Given task ->
Write out all of the entries that follow, word for word, but skip the pictures.

Records for the task ->
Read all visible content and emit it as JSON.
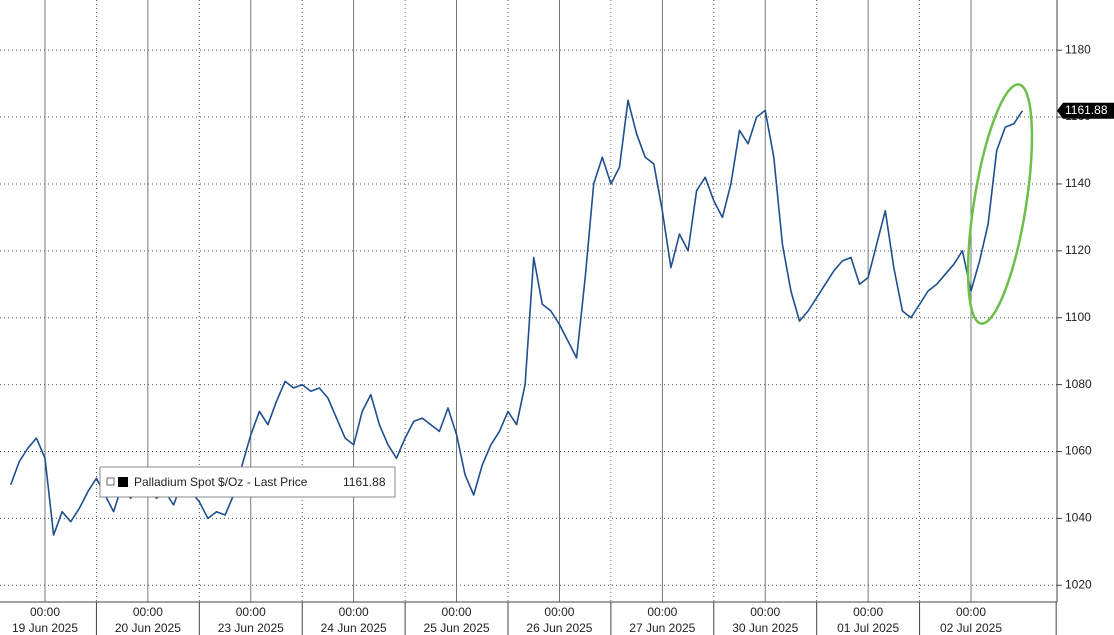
{
  "chart_data": {
    "type": "line",
    "tick_time": "00:00",
    "categories": [
      null,
      null,
      null,
      null,
      "19 Jun 2025",
      null,
      null,
      null,
      null,
      null,
      null,
      null,
      null,
      null,
      null,
      null,
      "20 Jun 2025",
      null,
      null,
      null,
      null,
      null,
      null,
      null,
      null,
      null,
      null,
      null,
      "23 Jun 2025",
      null,
      null,
      null,
      null,
      null,
      null,
      null,
      null,
      null,
      null,
      null,
      "24 Jun 2025",
      null,
      null,
      null,
      null,
      null,
      null,
      null,
      null,
      null,
      null,
      null,
      "25 Jun 2025",
      null,
      null,
      null,
      null,
      null,
      null,
      null,
      null,
      null,
      null,
      null,
      "26 Jun 2025",
      null,
      null,
      null,
      null,
      null,
      null,
      null,
      null,
      null,
      null,
      null,
      "27 Jun 2025",
      null,
      null,
      null,
      null,
      null,
      null,
      null,
      null,
      null,
      null,
      null,
      "30 Jun 2025",
      null,
      null,
      null,
      null,
      null,
      null,
      null,
      null,
      null,
      null,
      null,
      "01 Jul 2025",
      null,
      null,
      null,
      null,
      null,
      null,
      null,
      null,
      null,
      null,
      null,
      "02 Jul 2025",
      null,
      null,
      null,
      null,
      null,
      null
    ],
    "series": [
      {
        "name": "Palladium Spot $/Oz - Last Price",
        "color": "#1f4f8f",
        "values": [
          1050,
          1057,
          1061,
          1064,
          1058,
          1035,
          1042,
          1039,
          1043,
          1048,
          1052,
          1047,
          1042,
          1050,
          1046,
          1050,
          1050,
          1046,
          1048,
          1044,
          1051,
          1048,
          1045,
          1040,
          1042,
          1041,
          1047,
          1056,
          1065,
          1072,
          1068,
          1075,
          1081,
          1079,
          1080,
          1078,
          1079,
          1076,
          1070,
          1064,
          1062,
          1072,
          1077,
          1068,
          1062,
          1058,
          1064,
          1069,
          1070,
          1068,
          1066,
          1073,
          1065,
          1053,
          1047,
          1056,
          1062,
          1066,
          1072,
          1068,
          1080,
          1118,
          1104,
          1102,
          1098,
          1093,
          1088,
          1112,
          1140,
          1148,
          1140,
          1145,
          1165,
          1155,
          1148,
          1146,
          1132,
          1115,
          1125,
          1120,
          1138,
          1142,
          1135,
          1130,
          1140,
          1156,
          1152,
          1160,
          1162,
          1148,
          1122,
          1108,
          1099,
          1102,
          1106,
          1110,
          1114,
          1117,
          1118,
          1110,
          1112,
          1122,
          1132,
          1115,
          1102,
          1100,
          1104,
          1108,
          1110,
          1113,
          1116,
          1120,
          1108,
          1117,
          1128,
          1150,
          1157,
          1158,
          1161.88
        ]
      }
    ],
    "ylim": [
      1015,
      1195
    ],
    "yticks": [
      1020,
      1040,
      1060,
      1080,
      1100,
      1120,
      1140,
      1160,
      1180
    ],
    "grid": true
  }
}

Final result ->
Read all visible content and emit it as JSON.
{
  "chart_data": {
    "type": "line",
    "tick_time": "00:00",
    "categories": [
      null,
      null,
      null,
      null,
      "19 Jun 2025",
      null,
      null,
      null,
      null,
      null,
      null,
      null,
      null,
      null,
      null,
      null,
      "20 Jun 2025",
      null,
      null,
      null,
      null,
      null,
      null,
      null,
      null,
      null,
      null,
      null,
      "23 Jun 2025",
      null,
      null,
      null,
      null,
      null,
      null,
      null,
      null,
      null,
      null,
      null,
      "24 Jun 2025",
      null,
      null,
      null,
      null,
      null,
      null,
      null,
      null,
      null,
      null,
      null,
      "25 Jun 2025",
      null,
      null,
      null,
      null,
      null,
      null,
      null,
      null,
      null,
      null,
      null,
      "26 Jun 2025",
      null,
      null,
      null,
      null,
      null,
      null,
      null,
      null,
      null,
      null,
      null,
      "27 Jun 2025",
      null,
      null,
      null,
      null,
      null,
      null,
      null,
      null,
      null,
      null,
      null,
      "30 Jun 2025",
      null,
      null,
      null,
      null,
      null,
      null,
      null,
      null,
      null,
      null,
      null,
      "01 Jul 2025",
      null,
      null,
      null,
      null,
      null,
      null,
      null,
      null,
      null,
      null,
      null,
      "02 Jul 2025",
      null,
      null,
      null,
      null,
      null,
      null
    ],
    "series": [
      {
        "name": "Palladium Spot $/Oz - Last Price",
        "color": "#1f4f8f",
        "values": [
          1050,
          1057,
          1061,
          1064,
          1058,
          1035,
          1042,
          1039,
          1043,
          1048,
          1052,
          1047,
          1042,
          1050,
          1046,
          1050,
          1050,
          1046,
          1048,
          1044,
          1051,
          1048,
          1045,
          1040,
          1042,
          1041,
          1047,
          1056,
          1065,
          1072,
          1068,
          1075,
          1081,
          1079,
          1080,
          1078,
          1079,
          1076,
          1070,
          1064,
          1062,
          1072,
          1077,
          1068,
          1062,
          1058,
          1064,
          1069,
          1070,
          1068,
          1066,
          1073,
          1065,
          1053,
          1047,
          1056,
          1062,
          1066,
          1072,
          1068,
          1080,
          1118,
          1104,
          1102,
          1098,
          1093,
          1088,
          1112,
          1140,
          1148,
          1140,
          1145,
          1165,
          1155,
          1148,
          1146,
          1132,
          1115,
          1125,
          1120,
          1138,
          1142,
          1135,
          1130,
          1140,
          1156,
          1152,
          1160,
          1162,
          1148,
          1122,
          1108,
          1099,
          1102,
          1106,
          1110,
          1114,
          1117,
          1118,
          1110,
          1112,
          1122,
          1132,
          1115,
          1102,
          1100,
          1104,
          1108,
          1110,
          1113,
          1116,
          1120,
          1108,
          1117,
          1128,
          1150,
          1157,
          1158,
          1161.88
        ]
      }
    ],
    "ylim": [
      1015,
      1195
    ],
    "yticks": [
      1020,
      1040,
      1060,
      1080,
      1100,
      1120,
      1140,
      1160,
      1180
    ],
    "grid": true
  }
}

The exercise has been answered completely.